Exercise materials:
_ _ _ _
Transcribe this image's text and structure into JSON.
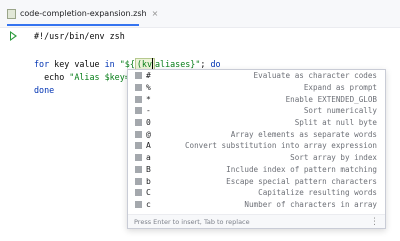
{
  "tab": {
    "label": "code-completion-expansion.zsh",
    "close": "×"
  },
  "code": {
    "line1": "#!/usr/bin/env zsh",
    "line2_kw1": "for",
    "line2_a": " key value ",
    "line2_kw2": "in",
    "line2_str1": " \"${",
    "line2_hl": "(kv",
    "line2_str2": "aliases}\"",
    "line2_b": "; ",
    "line2_kw3": "do",
    "line3_a": "  echo ",
    "line3_str": "\"Alias $key=$",
    "line4": "done"
  },
  "popup": {
    "items": [
      {
        "sym": "#",
        "desc": "Evaluate as character codes"
      },
      {
        "sym": "%",
        "desc": "Expand as prompt"
      },
      {
        "sym": "*",
        "desc": "Enable EXTENDED_GLOB"
      },
      {
        "sym": "-",
        "desc": "Sort numerically"
      },
      {
        "sym": "0",
        "desc": "Split at null byte"
      },
      {
        "sym": "@",
        "desc": "Array elements as separate words"
      },
      {
        "sym": "A",
        "desc": "Convert substitution into array expression"
      },
      {
        "sym": "a",
        "desc": "Sort array by index"
      },
      {
        "sym": "B",
        "desc": "Include index of pattern matching"
      },
      {
        "sym": "b",
        "desc": "Escape special pattern characters"
      },
      {
        "sym": "C",
        "desc": "Capitalize resulting words"
      },
      {
        "sym": "c",
        "desc": "Number of characters in array"
      }
    ],
    "footer": "Press Enter to insert, Tab to replace",
    "more": "⋮"
  }
}
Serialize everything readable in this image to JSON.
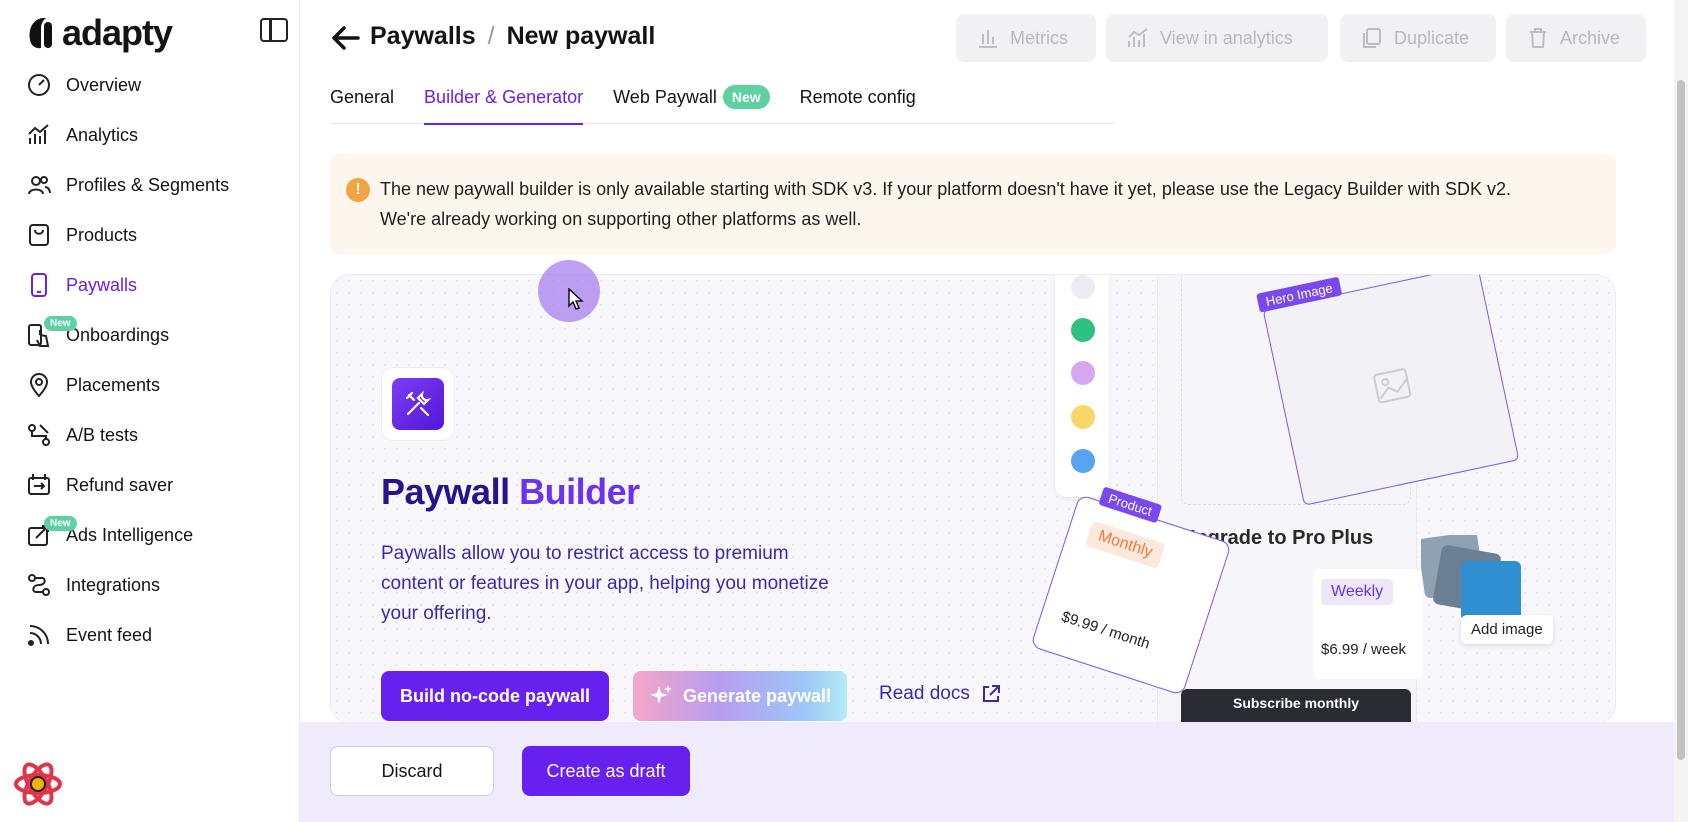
{
  "app": {
    "brand": "adapty"
  },
  "sidebar": {
    "items": [
      {
        "label": "Overview",
        "icon": "gauge-icon",
        "active": false
      },
      {
        "label": "Analytics",
        "icon": "chart-icon",
        "active": false
      },
      {
        "label": "Profiles & Segments",
        "icon": "users-icon",
        "active": false
      },
      {
        "label": "Products",
        "icon": "bag-icon",
        "active": false
      },
      {
        "label": "Paywalls",
        "icon": "phone-icon",
        "active": true
      },
      {
        "label": "Onboardings",
        "icon": "tap-icon",
        "active": false,
        "badge": "New"
      },
      {
        "label": "Placements",
        "icon": "pin-icon",
        "active": false
      },
      {
        "label": "A/B tests",
        "icon": "ab-icon",
        "active": false
      },
      {
        "label": "Refund saver",
        "icon": "refund-icon",
        "active": false
      },
      {
        "label": "Ads Intelligence",
        "icon": "ads-icon",
        "active": false,
        "badge": "New"
      },
      {
        "label": "Integrations",
        "icon": "integrations-icon",
        "active": false
      },
      {
        "label": "Event feed",
        "icon": "rss-icon",
        "active": false
      }
    ]
  },
  "header": {
    "breadcrumb_parent": "Paywalls",
    "breadcrumb_sep": "/",
    "breadcrumb_current": "New paywall",
    "buttons": {
      "metrics": "Metrics",
      "analytics": "View in analytics",
      "duplicate": "Duplicate",
      "archive": "Archive"
    }
  },
  "tabs": [
    {
      "label": "General",
      "active": false
    },
    {
      "label": "Builder & Generator",
      "active": true
    },
    {
      "label": "Web Paywall",
      "active": false,
      "badge": "New"
    },
    {
      "label": "Remote config",
      "active": false
    }
  ],
  "alert": {
    "line1": "The new paywall builder is only available starting with SDK v3. If your platform doesn't have it yet, please use the Legacy Builder with SDK v2.",
    "line2": "We're already working on supporting other platforms as well."
  },
  "builder": {
    "title_part1": "Paywall",
    "title_part2": "Builder",
    "description": "Paywalls allow you to restrict access to premium content or features in your app, helping you monetize your offering.",
    "build_button": "Build no-code paywall",
    "generate_button": "Generate paywall",
    "read_docs": "Read docs",
    "preview": {
      "hero_tag": "Hero Image",
      "upgrade_title": "Upgrade to Pro Plus",
      "product_tag": "Product",
      "monthly_label": "Monthly",
      "monthly_price": "$9.99 / month",
      "weekly_label": "Weekly",
      "weekly_price": "$6.99 / week",
      "subscribe_label": "Subscribe monthly",
      "add_image": "Add image"
    }
  },
  "footer": {
    "discard": "Discard",
    "create_draft": "Create as draft"
  },
  "colors": {
    "accent": "#6720ee",
    "new_badge": "#5ed0a2",
    "alert_bg": "#fdf6ec",
    "alert_icon": "#f0a540"
  }
}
_ _ _ _
Stated task: Skip the pictures and transcribe the rest of the records exactly.

Correct result:
Transcribe this image's text and structure into JSON.
{
  "tab": {
    "label": "code-completion-expansion.zsh",
    "close": "×"
  },
  "code": {
    "line1": "#!/usr/bin/env zsh",
    "line2_kw1": "for",
    "line2_a": " key value ",
    "line2_kw2": "in",
    "line2_str1": " \"${",
    "line2_hl": "(kv",
    "line2_str2": "aliases}\"",
    "line2_b": "; ",
    "line2_kw3": "do",
    "line3_a": "  echo ",
    "line3_str": "\"Alias $key=$",
    "line4": "done"
  },
  "popup": {
    "items": [
      {
        "sym": "#",
        "desc": "Evaluate as character codes"
      },
      {
        "sym": "%",
        "desc": "Expand as prompt"
      },
      {
        "sym": "*",
        "desc": "Enable EXTENDED_GLOB"
      },
      {
        "sym": "-",
        "desc": "Sort numerically"
      },
      {
        "sym": "0",
        "desc": "Split at null byte"
      },
      {
        "sym": "@",
        "desc": "Array elements as separate words"
      },
      {
        "sym": "A",
        "desc": "Convert substitution into array expression"
      },
      {
        "sym": "a",
        "desc": "Sort array by index"
      },
      {
        "sym": "B",
        "desc": "Include index of pattern matching"
      },
      {
        "sym": "b",
        "desc": "Escape special pattern characters"
      },
      {
        "sym": "C",
        "desc": "Capitalize resulting words"
      },
      {
        "sym": "c",
        "desc": "Number of characters in array"
      }
    ],
    "footer": "Press Enter to insert, Tab to replace",
    "more": "⋮"
  }
}
Serialize everything readable in this image to JSON.
{
  "app": {
    "brand": "adapty"
  },
  "sidebar": {
    "items": [
      {
        "label": "Overview",
        "icon": "gauge-icon",
        "active": false
      },
      {
        "label": "Analytics",
        "icon": "chart-icon",
        "active": false
      },
      {
        "label": "Profiles & Segments",
        "icon": "users-icon",
        "active": false
      },
      {
        "label": "Products",
        "icon": "bag-icon",
        "active": false
      },
      {
        "label": "Paywalls",
        "icon": "phone-icon",
        "active": true
      },
      {
        "label": "Onboardings",
        "icon": "tap-icon",
        "active": false,
        "badge": "New"
      },
      {
        "label": "Placements",
        "icon": "pin-icon",
        "active": false
      },
      {
        "label": "A/B tests",
        "icon": "ab-icon",
        "active": false
      },
      {
        "label": "Refund saver",
        "icon": "refund-icon",
        "active": false
      },
      {
        "label": "Ads Intelligence",
        "icon": "ads-icon",
        "active": false,
        "badge": "New"
      },
      {
        "label": "Integrations",
        "icon": "integrations-icon",
        "active": false
      },
      {
        "label": "Event feed",
        "icon": "rss-icon",
        "active": false
      }
    ]
  },
  "header": {
    "breadcrumb_parent": "Paywalls",
    "breadcrumb_sep": "/",
    "breadcrumb_current": "New paywall",
    "buttons": {
      "metrics": "Metrics",
      "analytics": "View in analytics",
      "duplicate": "Duplicate",
      "archive": "Archive"
    }
  },
  "tabs": [
    {
      "label": "General",
      "active": false
    },
    {
      "label": "Builder & Generator",
      "active": true
    },
    {
      "label": "Web Paywall",
      "active": false,
      "badge": "New"
    },
    {
      "label": "Remote config",
      "active": false
    }
  ],
  "alert": {
    "line1": "The new paywall builder is only available starting with SDK v3. If your platform doesn't have it yet, please use the Legacy Builder with SDK v2.",
    "line2": "We're already working on supporting other platforms as well."
  },
  "builder": {
    "title_part1": "Paywall",
    "title_part2": "Builder",
    "description": "Paywalls allow you to restrict access to premium content or features in your app, helping you monetize your offering.",
    "build_button": "Build no-code paywall",
    "generate_button": "Generate paywall",
    "read_docs": "Read docs",
    "preview": {
      "hero_tag": "Hero Image",
      "upgrade_title": "Upgrade to Pro Plus",
      "product_tag": "Product",
      "monthly_label": "Monthly",
      "monthly_price": "$9.99 / month",
      "weekly_label": "Weekly",
      "weekly_price": "$6.99 / week",
      "subscribe_label": "Subscribe monthly",
      "add_image": "Add image"
    }
  },
  "footer": {
    "discard": "Discard",
    "create_draft": "Create as draft"
  },
  "colors": {
    "accent": "#6720ee",
    "new_badge": "#5ed0a2",
    "alert_bg": "#fdf6ec",
    "alert_icon": "#f0a540"
  }
}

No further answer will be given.